*** Dataset extract

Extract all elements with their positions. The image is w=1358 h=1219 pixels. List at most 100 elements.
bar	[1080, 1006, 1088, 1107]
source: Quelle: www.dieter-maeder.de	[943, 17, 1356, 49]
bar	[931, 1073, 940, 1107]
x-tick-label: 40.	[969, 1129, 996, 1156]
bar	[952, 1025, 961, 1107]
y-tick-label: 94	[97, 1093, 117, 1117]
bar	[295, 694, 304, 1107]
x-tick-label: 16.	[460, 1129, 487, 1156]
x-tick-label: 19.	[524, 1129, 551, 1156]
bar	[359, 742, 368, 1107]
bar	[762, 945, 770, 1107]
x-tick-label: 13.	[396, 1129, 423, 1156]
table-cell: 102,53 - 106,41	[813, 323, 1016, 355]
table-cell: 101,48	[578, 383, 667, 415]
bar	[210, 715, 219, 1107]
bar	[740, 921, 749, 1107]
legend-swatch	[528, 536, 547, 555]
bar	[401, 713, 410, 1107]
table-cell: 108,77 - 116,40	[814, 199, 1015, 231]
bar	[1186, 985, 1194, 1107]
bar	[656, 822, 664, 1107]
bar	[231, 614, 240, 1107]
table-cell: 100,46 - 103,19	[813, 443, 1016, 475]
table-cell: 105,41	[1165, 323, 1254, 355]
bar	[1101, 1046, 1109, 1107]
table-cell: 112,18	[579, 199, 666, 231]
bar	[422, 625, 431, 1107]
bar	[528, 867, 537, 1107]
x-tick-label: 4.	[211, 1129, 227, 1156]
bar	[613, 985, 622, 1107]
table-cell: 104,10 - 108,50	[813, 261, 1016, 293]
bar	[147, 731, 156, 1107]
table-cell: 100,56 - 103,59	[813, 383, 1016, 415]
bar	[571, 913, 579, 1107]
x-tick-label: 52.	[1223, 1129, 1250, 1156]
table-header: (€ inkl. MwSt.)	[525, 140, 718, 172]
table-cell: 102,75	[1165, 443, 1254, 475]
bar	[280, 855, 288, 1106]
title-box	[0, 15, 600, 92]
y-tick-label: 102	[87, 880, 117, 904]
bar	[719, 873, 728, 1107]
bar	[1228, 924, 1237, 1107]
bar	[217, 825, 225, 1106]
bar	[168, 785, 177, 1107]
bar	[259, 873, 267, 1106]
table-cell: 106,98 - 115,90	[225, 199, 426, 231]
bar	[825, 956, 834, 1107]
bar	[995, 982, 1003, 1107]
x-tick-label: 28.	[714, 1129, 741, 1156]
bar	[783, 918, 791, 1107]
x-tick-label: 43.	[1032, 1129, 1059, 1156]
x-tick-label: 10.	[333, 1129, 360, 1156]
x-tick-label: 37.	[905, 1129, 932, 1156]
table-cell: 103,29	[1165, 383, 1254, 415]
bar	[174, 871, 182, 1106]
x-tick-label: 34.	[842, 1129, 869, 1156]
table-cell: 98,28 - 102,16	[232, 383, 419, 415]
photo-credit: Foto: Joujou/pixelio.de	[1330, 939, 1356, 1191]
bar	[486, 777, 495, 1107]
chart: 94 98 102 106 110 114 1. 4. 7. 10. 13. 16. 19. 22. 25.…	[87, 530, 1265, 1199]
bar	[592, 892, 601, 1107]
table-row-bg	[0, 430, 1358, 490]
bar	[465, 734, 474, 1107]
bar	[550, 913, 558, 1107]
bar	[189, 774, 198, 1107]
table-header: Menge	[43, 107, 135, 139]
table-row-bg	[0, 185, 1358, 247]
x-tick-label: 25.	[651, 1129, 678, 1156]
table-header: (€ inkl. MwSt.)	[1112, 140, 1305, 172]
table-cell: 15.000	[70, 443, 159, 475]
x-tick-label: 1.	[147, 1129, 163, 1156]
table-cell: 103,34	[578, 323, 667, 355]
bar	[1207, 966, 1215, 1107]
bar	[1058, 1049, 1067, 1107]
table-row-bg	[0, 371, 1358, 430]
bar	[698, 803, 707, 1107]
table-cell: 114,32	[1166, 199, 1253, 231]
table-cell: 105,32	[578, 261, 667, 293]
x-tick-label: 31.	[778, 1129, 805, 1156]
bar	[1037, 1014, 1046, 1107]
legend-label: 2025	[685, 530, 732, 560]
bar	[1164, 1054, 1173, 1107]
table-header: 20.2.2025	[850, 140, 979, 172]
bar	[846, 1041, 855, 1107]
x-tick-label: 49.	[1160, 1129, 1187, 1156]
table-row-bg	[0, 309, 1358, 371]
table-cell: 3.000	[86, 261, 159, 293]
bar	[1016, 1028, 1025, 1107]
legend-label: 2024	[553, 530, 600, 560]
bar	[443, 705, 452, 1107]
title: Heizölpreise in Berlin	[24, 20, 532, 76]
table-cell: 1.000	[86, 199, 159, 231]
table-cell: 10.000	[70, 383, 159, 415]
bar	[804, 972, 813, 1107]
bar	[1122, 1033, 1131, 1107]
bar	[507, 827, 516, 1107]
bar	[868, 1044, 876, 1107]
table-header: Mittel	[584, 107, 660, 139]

******

Exercise goal -
Reproduce the material from its first line through the line containing "921, 749, 1107]", substituting "x-axis-label" for every "x-tick-label" and leaving everything else as it is.

Result for this task -
Extract all elements with their positions. The image is w=1358 h=1219 pixels. List at most 100 elements.
bar	[1080, 1006, 1088, 1107]
source: Quelle: www.dieter-maeder.de	[943, 17, 1356, 49]
bar	[931, 1073, 940, 1107]
x-axis-label: 40.	[969, 1129, 996, 1156]
bar	[952, 1025, 961, 1107]
y-tick-label: 94	[97, 1093, 117, 1117]
bar	[295, 694, 304, 1107]
x-axis-label: 16.	[460, 1129, 487, 1156]
x-axis-label: 19.	[524, 1129, 551, 1156]
bar	[359, 742, 368, 1107]
bar	[762, 945, 770, 1107]
x-axis-label: 13.	[396, 1129, 423, 1156]
table-cell: 102,53 - 106,41	[813, 323, 1016, 355]
table-cell: 101,48	[578, 383, 667, 415]
bar	[210, 715, 219, 1107]
bar	[740, 921, 749, 1107]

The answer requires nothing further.